**Recorded data**

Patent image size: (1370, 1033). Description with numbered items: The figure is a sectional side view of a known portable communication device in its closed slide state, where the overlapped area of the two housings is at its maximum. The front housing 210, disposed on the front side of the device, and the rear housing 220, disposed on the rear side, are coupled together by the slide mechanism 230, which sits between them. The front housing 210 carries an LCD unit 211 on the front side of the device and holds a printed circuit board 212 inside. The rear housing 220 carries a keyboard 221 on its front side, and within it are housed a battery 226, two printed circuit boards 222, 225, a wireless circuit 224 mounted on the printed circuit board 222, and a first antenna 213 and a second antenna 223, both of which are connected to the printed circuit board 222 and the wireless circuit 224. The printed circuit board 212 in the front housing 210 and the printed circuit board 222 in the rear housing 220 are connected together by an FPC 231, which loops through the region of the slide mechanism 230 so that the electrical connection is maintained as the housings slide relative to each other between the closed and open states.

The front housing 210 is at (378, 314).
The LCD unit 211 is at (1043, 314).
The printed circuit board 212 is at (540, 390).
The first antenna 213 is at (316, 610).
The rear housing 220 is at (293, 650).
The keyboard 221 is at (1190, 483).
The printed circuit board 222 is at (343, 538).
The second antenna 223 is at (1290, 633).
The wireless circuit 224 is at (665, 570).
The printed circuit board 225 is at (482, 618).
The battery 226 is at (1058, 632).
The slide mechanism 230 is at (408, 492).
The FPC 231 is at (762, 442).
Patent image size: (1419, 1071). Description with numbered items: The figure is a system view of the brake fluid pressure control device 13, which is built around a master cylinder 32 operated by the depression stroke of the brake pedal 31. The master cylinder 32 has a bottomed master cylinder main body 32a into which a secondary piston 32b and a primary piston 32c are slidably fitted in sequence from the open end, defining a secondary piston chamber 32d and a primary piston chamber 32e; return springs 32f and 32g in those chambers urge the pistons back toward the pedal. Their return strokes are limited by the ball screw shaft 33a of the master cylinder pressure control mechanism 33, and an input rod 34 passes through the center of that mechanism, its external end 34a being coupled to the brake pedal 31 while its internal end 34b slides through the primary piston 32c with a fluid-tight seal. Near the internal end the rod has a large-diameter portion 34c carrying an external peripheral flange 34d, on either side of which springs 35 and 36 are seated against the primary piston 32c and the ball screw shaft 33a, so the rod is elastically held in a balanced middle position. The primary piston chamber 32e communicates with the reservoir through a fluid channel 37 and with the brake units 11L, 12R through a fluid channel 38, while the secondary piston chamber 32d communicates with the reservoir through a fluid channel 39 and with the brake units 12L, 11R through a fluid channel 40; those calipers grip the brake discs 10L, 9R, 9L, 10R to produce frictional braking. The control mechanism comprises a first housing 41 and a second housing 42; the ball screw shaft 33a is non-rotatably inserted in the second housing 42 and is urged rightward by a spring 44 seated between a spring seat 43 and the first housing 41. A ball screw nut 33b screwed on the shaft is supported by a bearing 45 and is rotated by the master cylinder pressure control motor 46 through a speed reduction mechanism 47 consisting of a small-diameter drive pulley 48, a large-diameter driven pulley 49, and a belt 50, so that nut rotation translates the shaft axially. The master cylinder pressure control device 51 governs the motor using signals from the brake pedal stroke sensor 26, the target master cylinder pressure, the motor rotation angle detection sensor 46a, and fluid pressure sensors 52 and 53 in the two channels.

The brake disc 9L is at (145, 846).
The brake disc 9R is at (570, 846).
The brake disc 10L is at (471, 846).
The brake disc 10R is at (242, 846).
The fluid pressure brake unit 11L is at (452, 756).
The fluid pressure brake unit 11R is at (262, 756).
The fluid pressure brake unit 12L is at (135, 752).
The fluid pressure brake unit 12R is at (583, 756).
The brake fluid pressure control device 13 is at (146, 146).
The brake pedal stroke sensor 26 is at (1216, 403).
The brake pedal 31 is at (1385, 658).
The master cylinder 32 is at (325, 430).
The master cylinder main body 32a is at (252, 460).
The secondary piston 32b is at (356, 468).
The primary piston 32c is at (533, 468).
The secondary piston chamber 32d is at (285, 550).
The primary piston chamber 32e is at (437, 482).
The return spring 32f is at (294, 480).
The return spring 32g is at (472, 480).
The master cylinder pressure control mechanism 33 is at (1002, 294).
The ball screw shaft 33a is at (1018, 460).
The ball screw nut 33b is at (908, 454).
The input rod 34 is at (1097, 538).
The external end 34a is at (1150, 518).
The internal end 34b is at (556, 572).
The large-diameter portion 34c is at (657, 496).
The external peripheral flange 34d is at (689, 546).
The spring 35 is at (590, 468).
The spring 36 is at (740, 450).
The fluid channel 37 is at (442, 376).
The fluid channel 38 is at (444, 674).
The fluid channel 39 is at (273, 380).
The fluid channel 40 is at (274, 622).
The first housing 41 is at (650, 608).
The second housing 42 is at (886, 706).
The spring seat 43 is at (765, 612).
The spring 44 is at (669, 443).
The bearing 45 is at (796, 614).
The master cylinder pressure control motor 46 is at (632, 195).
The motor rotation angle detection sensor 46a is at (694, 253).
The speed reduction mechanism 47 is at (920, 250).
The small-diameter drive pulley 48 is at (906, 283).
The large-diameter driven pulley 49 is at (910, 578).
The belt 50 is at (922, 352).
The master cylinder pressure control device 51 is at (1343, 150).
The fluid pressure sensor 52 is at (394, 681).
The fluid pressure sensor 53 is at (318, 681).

**Task brief**
Reproduce every line of the two items above, character for character.

**The result**
Patent image size: (1370, 1033). Description with numbered items: The figure is a sectional side view of a known portable communication device in its closed slide state, where the overlapped area of the two housings is at its maximum. The front housing 210, disposed on the front side of the device, and the rear housing 220, disposed on the rear side, are coupled together by the slide mechanism 230, which sits between them. The front housing 210 carries an LCD unit 211 on the front side of the device and holds a printed circuit board 212 inside. The rear housing 220 carries a keyboard 221 on its front side, and within it are housed a battery 226, two printed circuit boards 222, 225, a wireless circuit 224 mounted on the printed circuit board 222, and a first antenna 213 and a second antenna 223, both of which are connected to the printed circuit board 222 and the wireless circuit 224. The printed circuit board 212 in the front housing 210 and the printed circuit board 222 in the rear housing 220 are connected together by an FPC 231, which loops through the region of the slide mechanism 230 so that the electrical connection is maintained as the housings slide relative to each other between the closed and open states.

The front housing 210 is at (378, 314).
The LCD unit 211 is at (1043, 314).
The printed circuit board 212 is at (540, 390).
The first antenna 213 is at (316, 610).
The rear housing 220 is at (293, 650).
The keyboard 221 is at (1190, 483).
The printed circuit board 222 is at (343, 538).
The second antenna 223 is at (1290, 633).
The wireless circuit 224 is at (665, 570).
The printed circuit board 225 is at (482, 618).
The battery 226 is at (1058, 632).
The slide mechanism 230 is at (408, 492).
The FPC 231 is at (762, 442).
Patent image size: (1419, 1071). Description with numbered items: The figure is a system view of the brake fluid pressure control device 13, which is built around a master cylinder 32 operated by the depression stroke of the brake pedal 31. The master cylinder 32 has a bottomed master cylinder main body 32a into which a secondary piston 32b and a primary piston 32c are slidably fitted in sequence from the open end, defining a secondary piston chamber 32d and a primary piston chamber 32e; return springs 32f and 32g in those chambers urge the pistons back toward the pedal. Their return strokes are limited by the ball screw shaft 33a of the master cylinder pressure control mechanism 33, and an input rod 34 passes through the center of that mechanism, its external end 34a being coupled to the brake pedal 31 while its internal end 34b slides through the primary piston 32c with a fluid-tight seal. Near the internal end the rod has a large-diameter portion 34c carrying an external peripheral flange 34d, on either side of which springs 35 and 36 are seated against the primary piston 32c and the ball screw shaft 33a, so the rod is elastically held in a balanced middle position. The primary piston chamber 32e communicates with the reservoir through a fluid channel 37 and with the brake units 11L, 12R through a fluid channel 38, while the secondary piston chamber 32d communicates with the reservoir through a fluid channel 39 and with the brake units 12L, 11R through a fluid channel 40; those calipers grip the brake discs 10L, 9R, 9L, 10R to produce frictional braking. The control mechanism comprises a first housing 41 and a second housing 42; the ball screw shaft 33a is non-rotatably inserted in the second housing 42 and is urged rightward by a spring 44 seated between a spring seat 43 and the first housing 41. A ball screw nut 33b screwed on the shaft is supported by a bearing 45 and is rotated by the master cylinder pressure control motor 46 through a speed reduction mechanism 47 consisting of a small-diameter drive pulley 48, a large-diameter driven pulley 49, and a belt 50, so that nut rotation translates the shaft axially. The master cylinder pressure control device 51 governs the motor using signals from the brake pedal stroke sensor 26, the target master cylinder pressure, the motor rotation angle detection sensor 46a, and fluid pressure sensors 52 and 53 in the two channels.

The brake disc 9L is at (145, 846).
The brake disc 9R is at (570, 846).
The brake disc 10L is at (471, 846).
The brake disc 10R is at (242, 846).
The fluid pressure brake unit 11L is at (452, 756).
The fluid pressure brake unit 11R is at (262, 756).
The fluid pressure brake unit 12L is at (135, 752).
The fluid pressure brake unit 12R is at (583, 756).
The brake fluid pressure control device 13 is at (146, 146).
The brake pedal stroke sensor 26 is at (1216, 403).
The brake pedal 31 is at (1385, 658).
The master cylinder 32 is at (325, 430).
The master cylinder main body 32a is at (252, 460).
The secondary piston 32b is at (356, 468).
The primary piston 32c is at (533, 468).
The secondary piston chamber 32d is at (285, 550).
The primary piston chamber 32e is at (437, 482).
The return spring 32f is at (294, 480).
The return spring 32g is at (472, 480).
The master cylinder pressure control mechanism 33 is at (1002, 294).
The ball screw shaft 33a is at (1018, 460).
The ball screw nut 33b is at (908, 454).
The input rod 34 is at (1097, 538).
The external end 34a is at (1150, 518).
The internal end 34b is at (556, 572).
The large-diameter portion 34c is at (657, 496).
The external peripheral flange 34d is at (689, 546).
The spring 35 is at (590, 468).
The spring 36 is at (740, 450).
The fluid channel 37 is at (442, 376).
The fluid channel 38 is at (444, 674).
The fluid channel 39 is at (273, 380).
The fluid channel 40 is at (274, 622).
The first housing 41 is at (650, 608).
The second housing 42 is at (886, 706).
The spring seat 43 is at (765, 612).
The spring 44 is at (669, 443).
The bearing 45 is at (796, 614).
The master cylinder pressure control motor 46 is at (632, 195).
The motor rotation angle detection sensor 46a is at (694, 253).
The speed reduction mechanism 47 is at (920, 250).
The small-diameter drive pulley 48 is at (906, 283).
The large-diameter driven pulley 49 is at (910, 578).
The belt 50 is at (922, 352).
The master cylinder pressure control device 51 is at (1343, 150).
The fluid pressure sensor 52 is at (394, 681).
The fluid pressure sensor 53 is at (318, 681).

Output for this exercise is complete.